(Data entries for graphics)

## Start

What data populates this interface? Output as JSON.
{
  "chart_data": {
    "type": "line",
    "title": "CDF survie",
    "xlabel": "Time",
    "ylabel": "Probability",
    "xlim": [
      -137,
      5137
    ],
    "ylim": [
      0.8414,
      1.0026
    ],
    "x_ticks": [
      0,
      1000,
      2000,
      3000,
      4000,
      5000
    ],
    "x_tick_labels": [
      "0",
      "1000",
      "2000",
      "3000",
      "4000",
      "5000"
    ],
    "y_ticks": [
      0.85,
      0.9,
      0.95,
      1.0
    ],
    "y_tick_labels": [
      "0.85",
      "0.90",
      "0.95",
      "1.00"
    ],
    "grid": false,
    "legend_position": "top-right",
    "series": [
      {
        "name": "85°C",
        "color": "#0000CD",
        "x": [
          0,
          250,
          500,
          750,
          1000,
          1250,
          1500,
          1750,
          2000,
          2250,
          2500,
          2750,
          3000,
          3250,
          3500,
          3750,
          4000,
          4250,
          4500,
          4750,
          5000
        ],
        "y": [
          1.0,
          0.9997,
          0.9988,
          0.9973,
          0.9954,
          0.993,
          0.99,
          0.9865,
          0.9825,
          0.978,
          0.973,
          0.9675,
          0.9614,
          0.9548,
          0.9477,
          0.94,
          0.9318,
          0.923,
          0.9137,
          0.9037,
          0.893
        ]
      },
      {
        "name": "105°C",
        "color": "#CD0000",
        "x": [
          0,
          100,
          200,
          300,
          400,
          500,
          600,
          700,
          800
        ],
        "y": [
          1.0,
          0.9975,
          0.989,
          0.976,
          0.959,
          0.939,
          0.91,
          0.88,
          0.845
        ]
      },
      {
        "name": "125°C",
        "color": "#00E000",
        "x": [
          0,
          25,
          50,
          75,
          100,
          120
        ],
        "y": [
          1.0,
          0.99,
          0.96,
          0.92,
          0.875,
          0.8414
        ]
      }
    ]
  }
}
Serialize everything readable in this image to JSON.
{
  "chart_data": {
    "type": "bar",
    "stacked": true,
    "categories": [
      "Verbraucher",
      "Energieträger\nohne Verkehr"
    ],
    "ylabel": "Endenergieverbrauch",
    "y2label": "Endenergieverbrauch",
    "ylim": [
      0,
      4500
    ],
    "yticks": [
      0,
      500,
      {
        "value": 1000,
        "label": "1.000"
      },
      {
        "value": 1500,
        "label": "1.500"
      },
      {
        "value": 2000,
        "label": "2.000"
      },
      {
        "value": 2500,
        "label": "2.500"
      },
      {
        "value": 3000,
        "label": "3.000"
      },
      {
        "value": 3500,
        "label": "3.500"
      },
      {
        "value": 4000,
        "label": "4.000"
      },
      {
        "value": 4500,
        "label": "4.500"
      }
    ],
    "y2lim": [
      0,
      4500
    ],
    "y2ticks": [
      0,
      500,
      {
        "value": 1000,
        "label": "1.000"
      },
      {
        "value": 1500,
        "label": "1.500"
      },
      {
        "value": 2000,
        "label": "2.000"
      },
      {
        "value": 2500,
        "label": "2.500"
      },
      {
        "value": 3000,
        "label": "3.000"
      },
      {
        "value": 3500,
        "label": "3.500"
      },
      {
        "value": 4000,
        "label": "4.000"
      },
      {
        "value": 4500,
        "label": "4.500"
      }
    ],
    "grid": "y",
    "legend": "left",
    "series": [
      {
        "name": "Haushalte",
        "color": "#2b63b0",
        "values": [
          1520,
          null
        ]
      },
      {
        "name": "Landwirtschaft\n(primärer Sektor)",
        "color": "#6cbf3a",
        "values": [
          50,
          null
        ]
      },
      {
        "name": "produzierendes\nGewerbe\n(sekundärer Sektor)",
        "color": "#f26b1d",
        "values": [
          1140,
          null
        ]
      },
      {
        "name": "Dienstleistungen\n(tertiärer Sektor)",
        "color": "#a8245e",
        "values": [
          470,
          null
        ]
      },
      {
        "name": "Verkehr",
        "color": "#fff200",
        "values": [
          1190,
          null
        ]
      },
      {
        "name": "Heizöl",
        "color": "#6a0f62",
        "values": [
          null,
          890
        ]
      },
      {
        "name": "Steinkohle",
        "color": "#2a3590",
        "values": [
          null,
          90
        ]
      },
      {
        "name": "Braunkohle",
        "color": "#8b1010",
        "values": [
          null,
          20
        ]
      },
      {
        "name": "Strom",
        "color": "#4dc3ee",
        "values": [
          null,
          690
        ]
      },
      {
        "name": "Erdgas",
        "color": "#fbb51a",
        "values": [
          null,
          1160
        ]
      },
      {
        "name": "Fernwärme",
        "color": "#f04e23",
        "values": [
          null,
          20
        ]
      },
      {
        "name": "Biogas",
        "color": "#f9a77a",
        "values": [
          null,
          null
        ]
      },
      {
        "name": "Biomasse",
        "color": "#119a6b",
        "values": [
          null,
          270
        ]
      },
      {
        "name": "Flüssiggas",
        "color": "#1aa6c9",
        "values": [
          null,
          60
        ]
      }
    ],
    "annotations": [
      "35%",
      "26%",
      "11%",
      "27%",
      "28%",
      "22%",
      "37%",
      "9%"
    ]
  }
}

## End

Task goal → Please output the complete data exactly.

Correct answer →
What data populates this interface? Output as JSON.
{
  "chart_data": {
    "type": "line",
    "title": "CDF survie",
    "xlabel": "Time",
    "ylabel": "Probability",
    "xlim": [
      -137,
      5137
    ],
    "ylim": [
      0.8414,
      1.0026
    ],
    "x_ticks": [
      0,
      1000,
      2000,
      3000,
      4000,
      5000
    ],
    "x_tick_labels": [
      "0",
      "1000",
      "2000",
      "3000",
      "4000",
      "5000"
    ],
    "y_ticks": [
      0.85,
      0.9,
      0.95,
      1.0
    ],
    "y_tick_labels": [
      "0.85",
      "0.90",
      "0.95",
      "1.00"
    ],
    "grid": false,
    "legend_position": "top-right",
    "series": [
      {
        "name": "85°C",
        "color": "#0000CD",
        "x": [
          0,
          250,
          500,
          750,
          1000,
          1250,
          1500,
          1750,
          2000,
          2250,
          2500,
          2750,
          3000,
          3250,
          3500,
          3750,
          4000,
          4250,
          4500,
          4750,
          5000
        ],
        "y": [
          1.0,
          0.9997,
          0.9988,
          0.9973,
          0.9954,
          0.993,
          0.99,
          0.9865,
          0.9825,
          0.978,
          0.973,
          0.9675,
          0.9614,
          0.9548,
          0.9477,
          0.94,
          0.9318,
          0.923,
          0.9137,
          0.9037,
          0.893
        ]
      },
      {
        "name": "105°C",
        "color": "#CD0000",
        "x": [
          0,
          100,
          200,
          300,
          400,
          500,
          600,
          700,
          800
        ],
        "y": [
          1.0,
          0.9975,
          0.989,
          0.976,
          0.959,
          0.939,
          0.91,
          0.88,
          0.845
        ]
      },
      {
        "name": "125°C",
        "color": "#00E000",
        "x": [
          0,
          25,
          50,
          75,
          100,
          120
        ],
        "y": [
          1.0,
          0.99,
          0.96,
          0.92,
          0.875,
          0.8414
        ]
      }
    ]
  }
}
Serialize everything readable in this image to JSON.
{
  "chart_data": {
    "type": "bar",
    "stacked": true,
    "categories": [
      "Verbraucher",
      "Energieträger\nohne Verkehr"
    ],
    "ylabel": "Endenergieverbrauch",
    "y2label": "Endenergieverbrauch",
    "ylim": [
      0,
      4500
    ],
    "yticks": [
      0,
      500,
      {
        "value": 1000,
        "label": "1.000"
      },
      {
        "value": 1500,
        "label": "1.500"
      },
      {
        "value": 2000,
        "label": "2.000"
      },
      {
        "value": 2500,
        "label": "2.500"
      },
      {
        "value": 3000,
        "label": "3.000"
      },
      {
        "value": 3500,
        "label": "3.500"
      },
      {
        "value": 4000,
        "label": "4.000"
      },
      {
        "value": 4500,
        "label": "4.500"
      }
    ],
    "y2lim": [
      0,
      4500
    ],
    "y2ticks": [
      0,
      500,
      {
        "value": 1000,
        "label": "1.000"
      },
      {
        "value": 1500,
        "label": "1.500"
      },
      {
        "value": 2000,
        "label": "2.000"
      },
      {
        "value": 2500,
        "label": "2.500"
      },
      {
        "value": 3000,
        "label": "3.000"
      },
      {
        "value": 3500,
        "label": "3.500"
      },
      {
        "value": 4000,
        "label": "4.000"
      },
      {
        "value": 4500,
        "label": "4.500"
      }
    ],
    "grid": "y",
    "legend": "left",
    "series": [
      {
        "name": "Haushalte",
        "color": "#2b63b0",
        "values": [
          1520,
          null
        ]
      },
      {
        "name": "Landwirtschaft\n(primärer Sektor)",
        "color": "#6cbf3a",
        "values": [
          50,
          null
        ]
      },
      {
        "name": "produzierendes\nGewerbe\n(sekundärer Sektor)",
        "color": "#f26b1d",
        "values": [
          1140,
          null
        ]
      },
      {
        "name": "Dienstleistungen\n(tertiärer Sektor)",
        "color": "#a8245e",
        "values": [
          470,
          null
        ]
      },
      {
        "name": "Verkehr",
        "color": "#fff200",
        "values": [
          1190,
          null
        ]
      },
      {
        "name": "Heizöl",
        "color": "#6a0f62",
        "values": [
          null,
          890
        ]
      },
      {
        "name": "Steinkohle",
        "color": "#2a3590",
        "values": [
          null,
          90
        ]
      },
      {
        "name": "Braunkohle",
        "color": "#8b1010",
        "values": [
          null,
          20
        ]
      },
      {
        "name": "Strom",
        "color": "#4dc3ee",
        "values": [
          null,
          690
        ]
      },
      {
        "name": "Erdgas",
        "color": "#fbb51a",
        "values": [
          null,
          1160
        ]
      },
      {
        "name": "Fernwärme",
        "color": "#f04e23",
        "values": [
          null,
          20
        ]
      },
      {
        "name": "Biogas",
        "color": "#f9a77a",
        "values": [
          null,
          null
        ]
      },
      {
        "name": "Biomasse",
        "color": "#119a6b",
        "values": [
          null,
          270
        ]
      },
      {
        "name": "Flüssiggas",
        "color": "#1aa6c9",
        "values": [
          null,
          60
        ]
      }
    ],
    "annotations": [
      "35%",
      "26%",
      "11%",
      "27%",
      "28%",
      "22%",
      "37%",
      "9%"
    ]
  }
}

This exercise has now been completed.